# EXERCISE TASK
Each line containing the word "JSON" needs to be copied.

# Entries from a dataset
— Start —
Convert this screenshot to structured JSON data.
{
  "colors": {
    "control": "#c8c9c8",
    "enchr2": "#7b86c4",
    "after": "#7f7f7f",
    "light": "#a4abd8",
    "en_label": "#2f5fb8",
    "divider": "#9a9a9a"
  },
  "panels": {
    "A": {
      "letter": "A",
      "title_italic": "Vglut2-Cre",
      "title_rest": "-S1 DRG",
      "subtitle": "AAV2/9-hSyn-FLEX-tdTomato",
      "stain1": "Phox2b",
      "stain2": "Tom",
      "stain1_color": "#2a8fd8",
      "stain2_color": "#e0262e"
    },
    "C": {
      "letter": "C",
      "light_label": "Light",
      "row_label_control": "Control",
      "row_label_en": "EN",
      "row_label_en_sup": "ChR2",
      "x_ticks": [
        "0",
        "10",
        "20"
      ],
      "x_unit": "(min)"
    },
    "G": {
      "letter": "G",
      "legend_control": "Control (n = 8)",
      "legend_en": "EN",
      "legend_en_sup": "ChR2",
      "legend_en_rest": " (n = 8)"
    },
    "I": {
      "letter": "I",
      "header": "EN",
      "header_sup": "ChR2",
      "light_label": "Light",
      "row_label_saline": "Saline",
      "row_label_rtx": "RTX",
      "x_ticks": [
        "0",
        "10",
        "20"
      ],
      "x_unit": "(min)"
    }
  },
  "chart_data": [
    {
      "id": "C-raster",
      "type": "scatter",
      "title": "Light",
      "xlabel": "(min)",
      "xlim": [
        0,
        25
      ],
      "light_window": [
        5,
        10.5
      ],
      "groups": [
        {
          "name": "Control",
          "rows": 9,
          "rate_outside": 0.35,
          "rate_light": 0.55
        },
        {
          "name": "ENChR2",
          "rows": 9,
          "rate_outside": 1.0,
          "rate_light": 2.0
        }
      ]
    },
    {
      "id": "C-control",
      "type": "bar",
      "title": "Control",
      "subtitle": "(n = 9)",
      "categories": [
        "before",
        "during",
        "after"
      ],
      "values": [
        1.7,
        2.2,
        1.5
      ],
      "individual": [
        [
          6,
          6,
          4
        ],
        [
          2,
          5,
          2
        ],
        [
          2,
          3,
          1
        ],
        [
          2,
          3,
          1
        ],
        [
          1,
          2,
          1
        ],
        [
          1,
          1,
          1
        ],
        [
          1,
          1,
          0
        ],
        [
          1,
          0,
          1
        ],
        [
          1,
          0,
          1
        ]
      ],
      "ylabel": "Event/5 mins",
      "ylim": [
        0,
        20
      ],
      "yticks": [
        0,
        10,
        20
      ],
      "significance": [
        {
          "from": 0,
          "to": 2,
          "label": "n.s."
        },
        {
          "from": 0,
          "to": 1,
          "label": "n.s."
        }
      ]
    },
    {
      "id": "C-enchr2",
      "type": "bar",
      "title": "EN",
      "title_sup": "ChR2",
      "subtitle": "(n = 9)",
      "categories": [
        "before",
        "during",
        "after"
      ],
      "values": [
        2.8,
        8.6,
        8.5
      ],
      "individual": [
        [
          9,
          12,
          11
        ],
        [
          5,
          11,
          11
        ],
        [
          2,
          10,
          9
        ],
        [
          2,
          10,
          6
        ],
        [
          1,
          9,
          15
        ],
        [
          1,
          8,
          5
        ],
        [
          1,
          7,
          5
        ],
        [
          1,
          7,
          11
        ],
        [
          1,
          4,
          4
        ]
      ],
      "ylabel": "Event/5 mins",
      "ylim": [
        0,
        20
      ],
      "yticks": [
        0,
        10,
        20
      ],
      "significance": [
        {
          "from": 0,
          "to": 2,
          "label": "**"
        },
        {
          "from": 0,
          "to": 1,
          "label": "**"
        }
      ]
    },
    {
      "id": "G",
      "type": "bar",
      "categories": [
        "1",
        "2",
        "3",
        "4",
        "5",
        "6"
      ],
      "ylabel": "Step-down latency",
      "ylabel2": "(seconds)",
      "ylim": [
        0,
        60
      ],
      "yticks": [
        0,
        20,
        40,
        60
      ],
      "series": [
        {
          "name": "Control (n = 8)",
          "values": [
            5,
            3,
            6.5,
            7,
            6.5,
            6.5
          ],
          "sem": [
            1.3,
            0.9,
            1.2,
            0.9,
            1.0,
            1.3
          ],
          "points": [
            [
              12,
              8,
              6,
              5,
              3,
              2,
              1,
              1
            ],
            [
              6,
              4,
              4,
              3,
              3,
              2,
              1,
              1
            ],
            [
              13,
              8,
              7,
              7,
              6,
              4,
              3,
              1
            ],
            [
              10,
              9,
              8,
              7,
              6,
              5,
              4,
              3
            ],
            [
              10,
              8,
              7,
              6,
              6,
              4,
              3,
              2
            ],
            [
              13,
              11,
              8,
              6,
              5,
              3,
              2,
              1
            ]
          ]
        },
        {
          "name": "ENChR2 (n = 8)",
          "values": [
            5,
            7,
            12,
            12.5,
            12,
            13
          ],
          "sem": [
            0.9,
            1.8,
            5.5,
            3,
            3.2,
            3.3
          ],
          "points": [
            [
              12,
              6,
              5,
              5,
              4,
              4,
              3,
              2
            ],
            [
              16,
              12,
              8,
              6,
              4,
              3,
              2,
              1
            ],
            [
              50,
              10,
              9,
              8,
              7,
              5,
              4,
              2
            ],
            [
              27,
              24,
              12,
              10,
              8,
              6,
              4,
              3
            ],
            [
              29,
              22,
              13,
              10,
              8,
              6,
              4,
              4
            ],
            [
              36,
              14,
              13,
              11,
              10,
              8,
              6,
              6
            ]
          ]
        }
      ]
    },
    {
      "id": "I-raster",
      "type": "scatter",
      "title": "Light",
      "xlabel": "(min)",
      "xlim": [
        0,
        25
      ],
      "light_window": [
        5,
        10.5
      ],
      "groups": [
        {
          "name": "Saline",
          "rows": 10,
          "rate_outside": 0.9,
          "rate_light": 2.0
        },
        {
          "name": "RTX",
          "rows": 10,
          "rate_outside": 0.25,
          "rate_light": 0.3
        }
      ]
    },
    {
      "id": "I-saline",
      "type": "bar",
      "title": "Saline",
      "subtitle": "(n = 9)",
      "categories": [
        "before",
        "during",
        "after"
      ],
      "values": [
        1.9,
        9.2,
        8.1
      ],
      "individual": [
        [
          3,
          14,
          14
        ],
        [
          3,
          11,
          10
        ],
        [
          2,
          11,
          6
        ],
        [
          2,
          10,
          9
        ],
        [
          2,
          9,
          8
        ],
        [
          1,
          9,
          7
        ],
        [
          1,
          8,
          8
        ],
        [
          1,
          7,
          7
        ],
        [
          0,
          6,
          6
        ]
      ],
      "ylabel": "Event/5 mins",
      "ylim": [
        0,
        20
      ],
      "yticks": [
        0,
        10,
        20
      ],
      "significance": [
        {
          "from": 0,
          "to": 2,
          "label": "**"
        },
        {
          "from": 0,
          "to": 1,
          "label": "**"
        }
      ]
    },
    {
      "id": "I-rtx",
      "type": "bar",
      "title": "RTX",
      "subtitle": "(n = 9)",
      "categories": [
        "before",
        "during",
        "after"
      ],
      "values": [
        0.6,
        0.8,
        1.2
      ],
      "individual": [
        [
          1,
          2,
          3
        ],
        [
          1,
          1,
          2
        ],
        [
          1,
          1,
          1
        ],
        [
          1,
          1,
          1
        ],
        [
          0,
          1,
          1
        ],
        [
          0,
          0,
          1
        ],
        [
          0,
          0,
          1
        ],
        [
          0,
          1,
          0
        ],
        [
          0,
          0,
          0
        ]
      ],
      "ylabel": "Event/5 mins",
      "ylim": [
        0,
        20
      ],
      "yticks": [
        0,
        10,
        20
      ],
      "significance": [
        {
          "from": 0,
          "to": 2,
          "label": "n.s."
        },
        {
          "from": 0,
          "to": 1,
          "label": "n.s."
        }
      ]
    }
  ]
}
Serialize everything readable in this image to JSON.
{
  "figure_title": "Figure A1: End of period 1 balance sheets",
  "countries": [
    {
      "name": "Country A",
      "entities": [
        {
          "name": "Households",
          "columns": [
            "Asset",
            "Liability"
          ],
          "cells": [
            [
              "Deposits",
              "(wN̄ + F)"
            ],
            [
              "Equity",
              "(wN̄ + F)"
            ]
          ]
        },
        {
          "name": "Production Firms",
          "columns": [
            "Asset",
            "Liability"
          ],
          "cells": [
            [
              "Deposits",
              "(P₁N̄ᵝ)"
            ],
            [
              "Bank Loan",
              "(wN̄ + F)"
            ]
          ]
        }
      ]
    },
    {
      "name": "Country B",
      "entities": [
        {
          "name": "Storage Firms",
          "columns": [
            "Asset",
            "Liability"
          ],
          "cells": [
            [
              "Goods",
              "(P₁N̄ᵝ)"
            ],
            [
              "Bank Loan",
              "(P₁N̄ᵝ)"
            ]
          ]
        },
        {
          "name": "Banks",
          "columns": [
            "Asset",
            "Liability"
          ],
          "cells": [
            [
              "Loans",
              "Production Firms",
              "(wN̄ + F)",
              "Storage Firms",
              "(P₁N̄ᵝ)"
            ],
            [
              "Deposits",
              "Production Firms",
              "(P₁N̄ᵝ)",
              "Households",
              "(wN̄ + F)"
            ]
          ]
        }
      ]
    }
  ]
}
— End —
# RESPONSE
Convert this screenshot to structured JSON data.
Serialize everything readable in this image to JSON.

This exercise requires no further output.